- The data

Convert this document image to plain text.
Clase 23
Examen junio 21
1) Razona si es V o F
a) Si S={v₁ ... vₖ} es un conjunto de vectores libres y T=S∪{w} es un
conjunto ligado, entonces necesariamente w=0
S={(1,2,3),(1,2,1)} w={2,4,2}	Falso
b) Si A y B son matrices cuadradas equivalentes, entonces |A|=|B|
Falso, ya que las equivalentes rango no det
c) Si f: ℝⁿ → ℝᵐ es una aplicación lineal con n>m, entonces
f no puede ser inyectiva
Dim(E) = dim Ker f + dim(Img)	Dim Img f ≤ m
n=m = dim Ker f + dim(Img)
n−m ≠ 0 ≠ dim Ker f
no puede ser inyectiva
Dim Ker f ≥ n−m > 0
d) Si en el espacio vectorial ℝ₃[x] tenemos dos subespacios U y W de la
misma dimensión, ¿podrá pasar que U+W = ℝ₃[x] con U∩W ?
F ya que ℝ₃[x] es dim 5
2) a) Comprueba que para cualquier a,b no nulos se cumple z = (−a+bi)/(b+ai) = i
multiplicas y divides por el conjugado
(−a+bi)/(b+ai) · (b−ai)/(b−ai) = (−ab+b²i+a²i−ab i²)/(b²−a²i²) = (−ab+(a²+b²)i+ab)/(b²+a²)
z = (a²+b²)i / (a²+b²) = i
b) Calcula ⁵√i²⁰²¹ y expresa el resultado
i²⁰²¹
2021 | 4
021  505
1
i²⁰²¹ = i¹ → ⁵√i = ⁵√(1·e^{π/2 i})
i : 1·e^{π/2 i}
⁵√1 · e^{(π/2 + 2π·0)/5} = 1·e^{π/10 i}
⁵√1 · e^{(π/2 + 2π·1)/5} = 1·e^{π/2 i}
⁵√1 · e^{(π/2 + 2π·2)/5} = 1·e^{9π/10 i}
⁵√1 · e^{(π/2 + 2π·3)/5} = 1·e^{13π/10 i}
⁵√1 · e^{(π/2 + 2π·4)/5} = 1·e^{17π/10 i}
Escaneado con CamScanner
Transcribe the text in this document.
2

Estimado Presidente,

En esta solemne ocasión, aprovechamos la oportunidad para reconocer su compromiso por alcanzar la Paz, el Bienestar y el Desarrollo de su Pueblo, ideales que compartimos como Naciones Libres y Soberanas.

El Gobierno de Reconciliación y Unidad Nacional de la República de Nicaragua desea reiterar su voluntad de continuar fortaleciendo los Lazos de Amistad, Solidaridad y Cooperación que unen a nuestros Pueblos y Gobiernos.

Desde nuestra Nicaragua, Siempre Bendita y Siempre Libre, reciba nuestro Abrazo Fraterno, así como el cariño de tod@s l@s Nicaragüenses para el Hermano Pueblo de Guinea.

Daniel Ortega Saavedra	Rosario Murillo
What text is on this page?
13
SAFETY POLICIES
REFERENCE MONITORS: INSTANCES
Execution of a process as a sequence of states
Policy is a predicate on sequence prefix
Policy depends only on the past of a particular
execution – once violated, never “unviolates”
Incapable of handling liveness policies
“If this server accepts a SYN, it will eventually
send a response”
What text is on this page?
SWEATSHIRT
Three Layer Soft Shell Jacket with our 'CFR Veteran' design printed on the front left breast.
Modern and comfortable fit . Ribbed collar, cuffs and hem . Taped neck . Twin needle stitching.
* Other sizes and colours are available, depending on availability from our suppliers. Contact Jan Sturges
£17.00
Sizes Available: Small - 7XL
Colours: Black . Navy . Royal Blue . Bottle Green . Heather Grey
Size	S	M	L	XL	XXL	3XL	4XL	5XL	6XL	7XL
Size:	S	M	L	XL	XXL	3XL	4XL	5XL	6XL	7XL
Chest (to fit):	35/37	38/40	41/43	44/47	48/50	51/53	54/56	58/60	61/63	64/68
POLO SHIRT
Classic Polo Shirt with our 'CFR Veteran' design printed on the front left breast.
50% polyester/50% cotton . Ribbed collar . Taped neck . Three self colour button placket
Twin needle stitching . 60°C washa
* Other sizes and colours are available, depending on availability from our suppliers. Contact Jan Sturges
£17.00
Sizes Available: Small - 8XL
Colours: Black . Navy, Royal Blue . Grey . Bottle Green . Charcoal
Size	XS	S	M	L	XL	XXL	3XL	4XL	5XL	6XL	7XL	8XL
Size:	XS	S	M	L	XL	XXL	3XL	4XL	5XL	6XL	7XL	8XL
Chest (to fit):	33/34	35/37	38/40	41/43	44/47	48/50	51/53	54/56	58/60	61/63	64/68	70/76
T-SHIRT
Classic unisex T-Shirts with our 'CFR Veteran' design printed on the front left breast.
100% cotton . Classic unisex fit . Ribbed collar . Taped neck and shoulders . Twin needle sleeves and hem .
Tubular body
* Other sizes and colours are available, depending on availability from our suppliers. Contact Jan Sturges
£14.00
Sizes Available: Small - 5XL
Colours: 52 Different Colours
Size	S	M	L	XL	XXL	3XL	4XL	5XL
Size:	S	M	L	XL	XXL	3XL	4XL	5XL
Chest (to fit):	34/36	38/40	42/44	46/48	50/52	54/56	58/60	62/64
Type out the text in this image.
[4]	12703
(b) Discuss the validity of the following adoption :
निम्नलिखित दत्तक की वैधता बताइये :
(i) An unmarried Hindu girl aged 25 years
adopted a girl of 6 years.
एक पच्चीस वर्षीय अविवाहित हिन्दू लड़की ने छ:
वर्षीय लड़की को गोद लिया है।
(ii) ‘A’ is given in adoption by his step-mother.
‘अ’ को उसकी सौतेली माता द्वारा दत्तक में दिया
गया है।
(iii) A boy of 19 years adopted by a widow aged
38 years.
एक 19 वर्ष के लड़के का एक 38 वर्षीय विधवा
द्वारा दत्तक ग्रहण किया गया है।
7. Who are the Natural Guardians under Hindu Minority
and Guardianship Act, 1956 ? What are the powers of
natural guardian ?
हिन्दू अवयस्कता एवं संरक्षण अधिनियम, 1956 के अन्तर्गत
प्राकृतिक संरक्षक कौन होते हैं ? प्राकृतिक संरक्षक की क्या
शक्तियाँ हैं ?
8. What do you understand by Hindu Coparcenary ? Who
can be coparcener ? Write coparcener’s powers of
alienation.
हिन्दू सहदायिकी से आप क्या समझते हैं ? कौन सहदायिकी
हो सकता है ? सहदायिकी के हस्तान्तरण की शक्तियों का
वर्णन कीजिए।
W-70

- What is needed
All lines that include "adopted" are to be gathered and copied.

- Expected answer
adopted a girl of 6 years.
(iii) A boy of 19 years adopted by a widow aged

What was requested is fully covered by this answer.